Abstract
Several drug development strategies for novel antimalarial drugs have been created to counter the rise of malaria drug resistance. These strategies include optimizing new antimalarial drug combinations through laboratory testing and clinical development. ACTs are the most successful drug combinations invented to date for treatment of malaria worldwide, however, the growing tide of malaria resistance, particularly in Southeast Asia, provides a compelling need to discover novel chemical entities to combine with artemisinin analogues or create new antimalarial combinations using existing drugs. Strategies to find novel chemical entities are outlined in this section ranging from irrational drug discovery with whole-cell phenotypic screening to target based screening against specific Plasmodium targets. Implementation of antimalarial drug combinations with diverse PK/PD profiles will likely require evaluation of multiple outcomes, which further complicates statistical modelling for factorial designs. Well- constructed, carefully conducted, and statistically rigorous clinical pharmacology studies are necessary for development of new malaria treatments and practical methods must be put in place for post licensure marketing surveillance to detect both emerging drug resistance and adverse effects. While a number of novel chemical entities are under development, bringing new, efficacious, safe, and welltolerated antimalarial drugs to market is a quite a challenge particularly in today’s regulatory environment. In addition, antimalarial treatment currently involves combinations of drugs with synergistic or additive properties, which makes drug discovery and development even more challenging.
Keywords: Clinical trial networks, drug combination, efficacy, long- acting medicines, long-acting formulations, molecular target, new mechanisms of action, novel antimalarials, novel chemical entities, parasite, resistance, safety.

────────────────────

- **Task 1**:
Answer these questions from the abstract.
(a) Which drug combinations does it call the most successful invented to date for treating malaria worldwide?
(b) In what region does it say the growing tide of malaria resistance is particularly marked?
(c) What two things should post-licensure marketing surveillance detect?
- **Task 2**:
Retype the part of the abstract starting at "Keywords: Clinical trial" and ending at "parasite, resistance, safety.".
The collection entries are separate material.

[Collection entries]
────────────────────

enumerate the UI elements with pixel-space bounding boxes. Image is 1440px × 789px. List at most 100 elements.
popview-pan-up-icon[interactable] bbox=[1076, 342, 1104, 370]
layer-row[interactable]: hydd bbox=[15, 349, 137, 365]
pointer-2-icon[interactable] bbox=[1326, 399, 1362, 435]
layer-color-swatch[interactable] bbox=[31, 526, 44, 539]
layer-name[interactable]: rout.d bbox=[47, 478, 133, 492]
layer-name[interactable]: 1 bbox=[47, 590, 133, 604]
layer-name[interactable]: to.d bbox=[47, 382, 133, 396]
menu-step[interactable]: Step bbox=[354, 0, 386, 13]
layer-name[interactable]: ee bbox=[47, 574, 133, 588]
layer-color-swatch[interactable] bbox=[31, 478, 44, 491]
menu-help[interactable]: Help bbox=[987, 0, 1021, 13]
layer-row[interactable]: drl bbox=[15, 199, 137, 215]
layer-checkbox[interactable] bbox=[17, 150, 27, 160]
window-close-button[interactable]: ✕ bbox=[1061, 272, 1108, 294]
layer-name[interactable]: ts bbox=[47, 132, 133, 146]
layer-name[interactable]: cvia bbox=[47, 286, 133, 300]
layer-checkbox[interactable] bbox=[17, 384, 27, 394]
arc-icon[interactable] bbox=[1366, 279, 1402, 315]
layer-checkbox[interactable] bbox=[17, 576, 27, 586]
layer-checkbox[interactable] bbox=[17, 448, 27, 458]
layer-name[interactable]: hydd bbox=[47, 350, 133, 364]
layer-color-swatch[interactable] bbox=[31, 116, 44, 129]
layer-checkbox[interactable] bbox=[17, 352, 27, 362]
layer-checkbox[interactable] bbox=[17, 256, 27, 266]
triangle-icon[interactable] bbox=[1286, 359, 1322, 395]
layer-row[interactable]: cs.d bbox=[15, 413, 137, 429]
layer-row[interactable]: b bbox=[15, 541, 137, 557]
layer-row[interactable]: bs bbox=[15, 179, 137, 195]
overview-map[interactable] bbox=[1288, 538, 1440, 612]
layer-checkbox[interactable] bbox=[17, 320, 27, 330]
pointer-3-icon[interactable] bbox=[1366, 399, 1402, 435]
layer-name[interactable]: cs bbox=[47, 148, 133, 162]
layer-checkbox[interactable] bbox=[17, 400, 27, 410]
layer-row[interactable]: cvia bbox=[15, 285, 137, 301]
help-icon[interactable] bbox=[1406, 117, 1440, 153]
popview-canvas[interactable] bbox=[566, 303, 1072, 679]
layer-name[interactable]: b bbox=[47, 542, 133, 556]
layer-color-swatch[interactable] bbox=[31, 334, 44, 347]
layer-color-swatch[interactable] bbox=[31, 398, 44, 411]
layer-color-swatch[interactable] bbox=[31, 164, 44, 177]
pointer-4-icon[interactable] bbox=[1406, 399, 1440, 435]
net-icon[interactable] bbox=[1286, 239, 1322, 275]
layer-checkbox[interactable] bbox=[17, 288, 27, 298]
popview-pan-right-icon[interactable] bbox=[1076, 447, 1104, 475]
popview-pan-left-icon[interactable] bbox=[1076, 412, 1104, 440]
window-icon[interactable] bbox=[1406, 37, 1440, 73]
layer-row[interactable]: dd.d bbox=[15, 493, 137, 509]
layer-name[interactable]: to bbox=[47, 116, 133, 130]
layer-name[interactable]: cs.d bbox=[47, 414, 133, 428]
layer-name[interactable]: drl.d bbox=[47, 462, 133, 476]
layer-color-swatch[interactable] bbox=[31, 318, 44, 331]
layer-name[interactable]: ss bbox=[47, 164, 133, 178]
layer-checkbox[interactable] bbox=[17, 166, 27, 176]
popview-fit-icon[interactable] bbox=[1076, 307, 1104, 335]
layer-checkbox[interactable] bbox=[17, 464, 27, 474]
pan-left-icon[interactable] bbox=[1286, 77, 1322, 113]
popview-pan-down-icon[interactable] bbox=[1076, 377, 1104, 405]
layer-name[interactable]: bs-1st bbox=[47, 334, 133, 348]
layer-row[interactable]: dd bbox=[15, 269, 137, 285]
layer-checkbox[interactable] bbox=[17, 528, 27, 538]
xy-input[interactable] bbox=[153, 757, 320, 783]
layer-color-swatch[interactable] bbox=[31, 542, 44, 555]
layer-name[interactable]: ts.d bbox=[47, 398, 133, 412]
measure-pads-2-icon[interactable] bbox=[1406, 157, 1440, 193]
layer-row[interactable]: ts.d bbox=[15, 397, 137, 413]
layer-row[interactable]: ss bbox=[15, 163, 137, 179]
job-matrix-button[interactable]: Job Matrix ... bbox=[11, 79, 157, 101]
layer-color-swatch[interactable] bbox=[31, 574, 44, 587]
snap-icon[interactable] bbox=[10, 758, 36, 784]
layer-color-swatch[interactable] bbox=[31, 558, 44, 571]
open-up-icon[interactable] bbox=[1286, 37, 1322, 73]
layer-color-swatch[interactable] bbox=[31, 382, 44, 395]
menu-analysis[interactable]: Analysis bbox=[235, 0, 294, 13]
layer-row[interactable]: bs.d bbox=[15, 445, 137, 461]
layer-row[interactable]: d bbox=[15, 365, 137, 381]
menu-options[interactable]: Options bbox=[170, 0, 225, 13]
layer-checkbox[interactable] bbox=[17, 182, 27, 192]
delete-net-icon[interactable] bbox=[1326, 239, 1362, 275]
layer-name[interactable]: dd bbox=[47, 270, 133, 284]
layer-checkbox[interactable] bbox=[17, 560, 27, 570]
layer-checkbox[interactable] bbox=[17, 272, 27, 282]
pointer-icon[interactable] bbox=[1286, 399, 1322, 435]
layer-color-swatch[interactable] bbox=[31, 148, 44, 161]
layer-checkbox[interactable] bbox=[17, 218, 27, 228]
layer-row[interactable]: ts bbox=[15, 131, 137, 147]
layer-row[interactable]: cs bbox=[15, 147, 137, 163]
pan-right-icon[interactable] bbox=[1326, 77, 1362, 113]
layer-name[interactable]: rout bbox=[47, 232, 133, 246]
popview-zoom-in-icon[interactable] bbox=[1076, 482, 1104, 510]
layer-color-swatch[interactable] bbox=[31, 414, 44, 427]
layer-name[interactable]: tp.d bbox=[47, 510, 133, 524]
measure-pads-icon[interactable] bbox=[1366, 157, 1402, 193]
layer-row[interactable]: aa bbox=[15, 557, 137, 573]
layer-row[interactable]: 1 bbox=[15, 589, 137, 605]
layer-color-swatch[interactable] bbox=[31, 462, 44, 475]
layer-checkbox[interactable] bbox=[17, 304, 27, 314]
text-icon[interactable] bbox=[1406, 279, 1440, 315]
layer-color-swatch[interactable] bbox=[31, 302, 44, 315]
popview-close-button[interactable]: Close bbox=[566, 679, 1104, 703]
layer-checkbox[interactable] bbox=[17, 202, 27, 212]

────────────────────

- **Expected output 1**:
(a) ACTs
(b) Southeast Asia
(c) Emerging drug resistance and adverse effects

- **Expected output 2**:
Keywords: Clinical trial networks, drug combination, efficacy, long- acting medicines, long-acting formulations, molecular target, new mechanisms of action, novel antimalarials, novel chemical entities, parasite, resistance, safety.